• **DIRECTION**:
Find the line that contains "Extract the structured". Output it and every line after it to the end of the records, exactly as they appear.

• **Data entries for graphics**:
________________________________________

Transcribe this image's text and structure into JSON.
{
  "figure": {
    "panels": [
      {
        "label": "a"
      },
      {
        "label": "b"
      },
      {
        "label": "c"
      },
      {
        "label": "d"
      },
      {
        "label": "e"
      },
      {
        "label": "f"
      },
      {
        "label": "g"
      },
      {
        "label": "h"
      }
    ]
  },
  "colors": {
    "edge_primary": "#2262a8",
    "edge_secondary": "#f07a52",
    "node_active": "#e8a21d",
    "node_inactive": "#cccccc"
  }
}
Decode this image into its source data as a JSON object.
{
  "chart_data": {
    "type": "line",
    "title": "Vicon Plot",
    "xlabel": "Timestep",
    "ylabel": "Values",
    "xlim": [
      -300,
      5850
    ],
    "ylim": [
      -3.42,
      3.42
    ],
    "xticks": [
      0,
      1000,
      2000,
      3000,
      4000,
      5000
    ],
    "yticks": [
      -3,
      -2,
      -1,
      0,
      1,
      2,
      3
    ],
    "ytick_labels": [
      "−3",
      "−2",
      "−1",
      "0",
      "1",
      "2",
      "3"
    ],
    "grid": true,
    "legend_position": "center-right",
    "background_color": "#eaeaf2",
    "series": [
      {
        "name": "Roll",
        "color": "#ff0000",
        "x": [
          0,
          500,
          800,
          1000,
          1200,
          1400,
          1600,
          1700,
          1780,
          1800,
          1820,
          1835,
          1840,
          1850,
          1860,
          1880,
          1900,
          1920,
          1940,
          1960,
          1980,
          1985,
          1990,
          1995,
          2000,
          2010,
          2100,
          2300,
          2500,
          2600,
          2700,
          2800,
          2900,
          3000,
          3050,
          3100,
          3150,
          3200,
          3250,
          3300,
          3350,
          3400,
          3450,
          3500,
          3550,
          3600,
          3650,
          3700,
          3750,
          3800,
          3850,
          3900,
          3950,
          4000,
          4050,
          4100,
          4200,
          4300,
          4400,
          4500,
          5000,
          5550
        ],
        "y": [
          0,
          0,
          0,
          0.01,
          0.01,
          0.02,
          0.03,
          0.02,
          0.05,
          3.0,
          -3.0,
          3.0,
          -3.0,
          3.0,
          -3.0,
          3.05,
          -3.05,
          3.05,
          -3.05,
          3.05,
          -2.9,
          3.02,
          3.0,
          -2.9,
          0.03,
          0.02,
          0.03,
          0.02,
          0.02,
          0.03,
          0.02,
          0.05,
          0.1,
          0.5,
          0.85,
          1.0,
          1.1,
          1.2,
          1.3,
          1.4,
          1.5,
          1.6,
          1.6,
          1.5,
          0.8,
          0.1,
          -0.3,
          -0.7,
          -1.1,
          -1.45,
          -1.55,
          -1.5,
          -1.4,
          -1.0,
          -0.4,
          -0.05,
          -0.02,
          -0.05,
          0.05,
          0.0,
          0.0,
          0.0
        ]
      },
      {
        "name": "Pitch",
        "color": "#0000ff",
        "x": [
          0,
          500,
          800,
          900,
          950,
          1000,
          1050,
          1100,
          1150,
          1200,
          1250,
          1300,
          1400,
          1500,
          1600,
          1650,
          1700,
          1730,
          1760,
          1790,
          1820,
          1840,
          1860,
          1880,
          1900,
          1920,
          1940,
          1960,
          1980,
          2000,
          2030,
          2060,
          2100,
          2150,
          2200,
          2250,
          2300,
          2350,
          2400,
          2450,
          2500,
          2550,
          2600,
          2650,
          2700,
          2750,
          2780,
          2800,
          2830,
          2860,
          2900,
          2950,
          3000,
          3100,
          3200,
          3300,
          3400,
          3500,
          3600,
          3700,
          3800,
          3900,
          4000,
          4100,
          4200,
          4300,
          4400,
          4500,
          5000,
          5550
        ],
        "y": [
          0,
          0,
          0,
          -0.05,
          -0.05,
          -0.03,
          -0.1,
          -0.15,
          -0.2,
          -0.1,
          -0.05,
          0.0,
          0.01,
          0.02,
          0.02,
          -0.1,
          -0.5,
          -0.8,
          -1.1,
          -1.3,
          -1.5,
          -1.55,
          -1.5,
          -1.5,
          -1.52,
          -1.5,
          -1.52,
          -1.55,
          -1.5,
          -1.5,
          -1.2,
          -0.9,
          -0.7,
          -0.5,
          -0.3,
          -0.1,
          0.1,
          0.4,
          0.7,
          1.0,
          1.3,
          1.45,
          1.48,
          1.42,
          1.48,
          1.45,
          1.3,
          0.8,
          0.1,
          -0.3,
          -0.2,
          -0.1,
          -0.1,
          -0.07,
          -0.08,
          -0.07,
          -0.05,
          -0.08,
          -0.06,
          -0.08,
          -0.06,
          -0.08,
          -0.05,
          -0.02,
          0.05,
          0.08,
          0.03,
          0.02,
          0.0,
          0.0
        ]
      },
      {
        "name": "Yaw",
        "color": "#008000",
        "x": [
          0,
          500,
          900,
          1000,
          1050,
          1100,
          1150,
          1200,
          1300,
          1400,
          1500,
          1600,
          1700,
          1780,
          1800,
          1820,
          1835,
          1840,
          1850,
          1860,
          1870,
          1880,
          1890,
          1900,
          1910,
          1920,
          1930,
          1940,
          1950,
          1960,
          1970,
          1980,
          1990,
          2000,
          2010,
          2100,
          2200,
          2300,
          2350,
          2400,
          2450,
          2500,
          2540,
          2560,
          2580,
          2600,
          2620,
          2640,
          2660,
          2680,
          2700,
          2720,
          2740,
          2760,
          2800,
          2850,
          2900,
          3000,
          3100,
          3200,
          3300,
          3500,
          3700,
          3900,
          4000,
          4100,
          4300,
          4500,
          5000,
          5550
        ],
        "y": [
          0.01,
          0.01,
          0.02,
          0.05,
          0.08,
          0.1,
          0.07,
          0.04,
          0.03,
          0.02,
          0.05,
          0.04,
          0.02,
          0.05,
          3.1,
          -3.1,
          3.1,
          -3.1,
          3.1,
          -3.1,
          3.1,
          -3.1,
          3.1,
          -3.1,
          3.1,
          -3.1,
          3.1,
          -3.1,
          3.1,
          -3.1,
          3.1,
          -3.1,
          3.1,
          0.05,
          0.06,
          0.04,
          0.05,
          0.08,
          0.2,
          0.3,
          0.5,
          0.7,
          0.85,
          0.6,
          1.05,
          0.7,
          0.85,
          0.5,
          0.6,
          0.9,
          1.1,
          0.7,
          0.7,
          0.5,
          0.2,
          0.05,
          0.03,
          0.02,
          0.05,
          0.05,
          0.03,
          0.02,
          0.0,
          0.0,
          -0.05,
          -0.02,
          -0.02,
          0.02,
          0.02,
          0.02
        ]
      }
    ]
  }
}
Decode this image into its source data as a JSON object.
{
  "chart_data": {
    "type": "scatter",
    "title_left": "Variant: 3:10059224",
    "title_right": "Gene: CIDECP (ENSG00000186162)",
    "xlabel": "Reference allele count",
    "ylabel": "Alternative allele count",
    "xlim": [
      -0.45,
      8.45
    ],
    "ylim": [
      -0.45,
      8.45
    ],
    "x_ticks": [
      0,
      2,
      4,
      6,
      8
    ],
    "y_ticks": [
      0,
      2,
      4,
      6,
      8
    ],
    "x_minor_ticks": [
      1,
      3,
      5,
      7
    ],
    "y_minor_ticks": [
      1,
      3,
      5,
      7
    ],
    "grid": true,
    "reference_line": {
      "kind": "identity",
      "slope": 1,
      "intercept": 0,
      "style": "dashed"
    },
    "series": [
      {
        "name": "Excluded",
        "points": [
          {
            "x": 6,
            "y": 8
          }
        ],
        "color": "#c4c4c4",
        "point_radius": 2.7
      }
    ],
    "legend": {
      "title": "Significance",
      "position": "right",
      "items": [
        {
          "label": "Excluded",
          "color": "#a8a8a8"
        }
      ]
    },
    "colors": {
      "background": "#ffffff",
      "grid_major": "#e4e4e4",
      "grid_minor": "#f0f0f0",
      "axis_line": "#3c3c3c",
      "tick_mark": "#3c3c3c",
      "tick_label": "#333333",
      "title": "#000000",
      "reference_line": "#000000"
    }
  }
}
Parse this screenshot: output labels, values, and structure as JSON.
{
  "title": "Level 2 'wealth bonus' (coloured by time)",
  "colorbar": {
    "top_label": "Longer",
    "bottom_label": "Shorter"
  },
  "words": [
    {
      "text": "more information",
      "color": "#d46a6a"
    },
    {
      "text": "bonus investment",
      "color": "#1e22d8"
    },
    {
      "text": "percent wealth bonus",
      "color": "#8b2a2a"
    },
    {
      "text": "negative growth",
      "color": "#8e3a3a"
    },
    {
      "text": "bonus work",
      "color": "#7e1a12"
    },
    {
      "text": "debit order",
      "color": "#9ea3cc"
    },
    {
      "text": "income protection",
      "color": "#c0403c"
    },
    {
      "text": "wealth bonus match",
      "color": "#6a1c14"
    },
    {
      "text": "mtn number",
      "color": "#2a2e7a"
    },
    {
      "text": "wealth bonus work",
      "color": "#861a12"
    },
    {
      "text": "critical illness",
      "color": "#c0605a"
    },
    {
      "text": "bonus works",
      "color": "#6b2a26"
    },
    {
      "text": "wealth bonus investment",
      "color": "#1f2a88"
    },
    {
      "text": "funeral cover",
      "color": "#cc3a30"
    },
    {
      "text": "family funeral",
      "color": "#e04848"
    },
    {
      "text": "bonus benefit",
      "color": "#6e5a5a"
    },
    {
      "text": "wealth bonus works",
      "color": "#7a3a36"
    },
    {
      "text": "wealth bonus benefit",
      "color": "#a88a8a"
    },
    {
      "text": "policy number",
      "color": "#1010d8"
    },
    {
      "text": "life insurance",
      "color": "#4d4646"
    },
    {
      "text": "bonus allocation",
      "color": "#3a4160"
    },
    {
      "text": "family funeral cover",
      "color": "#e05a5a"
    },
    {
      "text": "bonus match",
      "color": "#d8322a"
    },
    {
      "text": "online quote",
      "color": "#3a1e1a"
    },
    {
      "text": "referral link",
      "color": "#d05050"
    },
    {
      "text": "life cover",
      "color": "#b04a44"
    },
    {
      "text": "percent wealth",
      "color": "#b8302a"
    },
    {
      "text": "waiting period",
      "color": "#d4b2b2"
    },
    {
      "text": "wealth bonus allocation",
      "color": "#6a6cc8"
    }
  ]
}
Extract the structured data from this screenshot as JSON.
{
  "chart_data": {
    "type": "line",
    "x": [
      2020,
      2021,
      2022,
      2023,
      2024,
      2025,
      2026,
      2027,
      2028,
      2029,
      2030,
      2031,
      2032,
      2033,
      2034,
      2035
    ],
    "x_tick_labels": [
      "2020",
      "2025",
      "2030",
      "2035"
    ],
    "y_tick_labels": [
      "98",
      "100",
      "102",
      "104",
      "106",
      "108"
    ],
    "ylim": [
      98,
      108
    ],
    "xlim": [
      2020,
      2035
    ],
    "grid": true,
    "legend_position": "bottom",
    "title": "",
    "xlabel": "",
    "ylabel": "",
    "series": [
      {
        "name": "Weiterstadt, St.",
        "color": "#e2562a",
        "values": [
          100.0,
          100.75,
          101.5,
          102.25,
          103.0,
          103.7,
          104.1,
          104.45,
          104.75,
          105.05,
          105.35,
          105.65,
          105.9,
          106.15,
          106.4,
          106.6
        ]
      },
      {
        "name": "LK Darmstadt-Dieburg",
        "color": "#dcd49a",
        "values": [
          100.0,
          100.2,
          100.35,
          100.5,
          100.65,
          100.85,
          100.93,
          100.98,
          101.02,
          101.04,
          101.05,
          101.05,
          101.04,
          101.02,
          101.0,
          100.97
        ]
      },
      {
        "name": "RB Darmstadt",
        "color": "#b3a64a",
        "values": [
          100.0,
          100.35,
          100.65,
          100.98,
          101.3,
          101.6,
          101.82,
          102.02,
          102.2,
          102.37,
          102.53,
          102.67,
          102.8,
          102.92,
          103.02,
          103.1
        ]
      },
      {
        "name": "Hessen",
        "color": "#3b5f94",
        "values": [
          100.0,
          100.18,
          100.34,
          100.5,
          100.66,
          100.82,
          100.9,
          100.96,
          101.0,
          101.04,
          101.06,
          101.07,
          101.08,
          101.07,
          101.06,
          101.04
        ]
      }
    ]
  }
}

________________________________________

• **SOLUTION**:
Extract the structured data from this screenshot as JSON.
{
  "chart_data": {
    "type": "line",
    "x": [
      2020,
      2021,
      2022,
      2023,
      2024,
      2025,
      2026,
      2027,
      2028,
      2029,
      2030,
      2031,
      2032,
      2033,
      2034,
      2035
    ],
    "x_tick_labels": [
      "2020",
      "2025",
      "2030",
      "2035"
    ],
    "y_tick_labels": [
      "98",
      "100",
      "102",
      "104",
      "106",
      "108"
    ],
    "ylim": [
      98,
      108
    ],
    "xlim": [
      2020,
      2035
    ],
    "grid": true,
    "legend_position": "bottom",
    "title": "",
    "xlabel": "",
    "ylabel": "",
    "series": [
      {
        "name": "Weiterstadt, St.",
        "color": "#e2562a",
        "values": [
          100.0,
          100.75,
          101.5,
          102.25,
          103.0,
          103.7,
          104.1,
          104.45,
          104.75,
          105.05,
          105.35,
          105.65,
          105.9,
          106.15,
          106.4,
          106.6
        ]
      },
      {
        "name": "LK Darmstadt-Dieburg",
        "color": "#dcd49a",
        "values": [
          100.0,
          100.2,
          100.35,
          100.5,
          100.65,
          100.85,
          100.93,
          100.98,
          101.02,
          101.04,
          101.05,
          101.05,
          101.04,
          101.02,
          101.0,
          100.97
        ]
      },
      {
        "name": "RB Darmstadt",
        "color": "#b3a64a",
        "values": [
          100.0,
          100.35,
          100.65,
          100.98,
          101.3,
          101.6,
          101.82,
          102.02,
          102.2,
          102.37,
          102.53,
          102.67,
          102.8,
          102.92,
          103.02,
          103.1
        ]
      },
      {
        "name": "Hessen",
        "color": "#3b5f94",
        "values": [
          100.0,
          100.18,
          100.34,
          100.5,
          100.66,
          100.82,
          100.9,
          100.96,
          101.0,
          101.04,
          101.06,
          101.07,
          101.08,
          101.07,
          101.06,
          101.04
        ]
      }
    ]
  }
}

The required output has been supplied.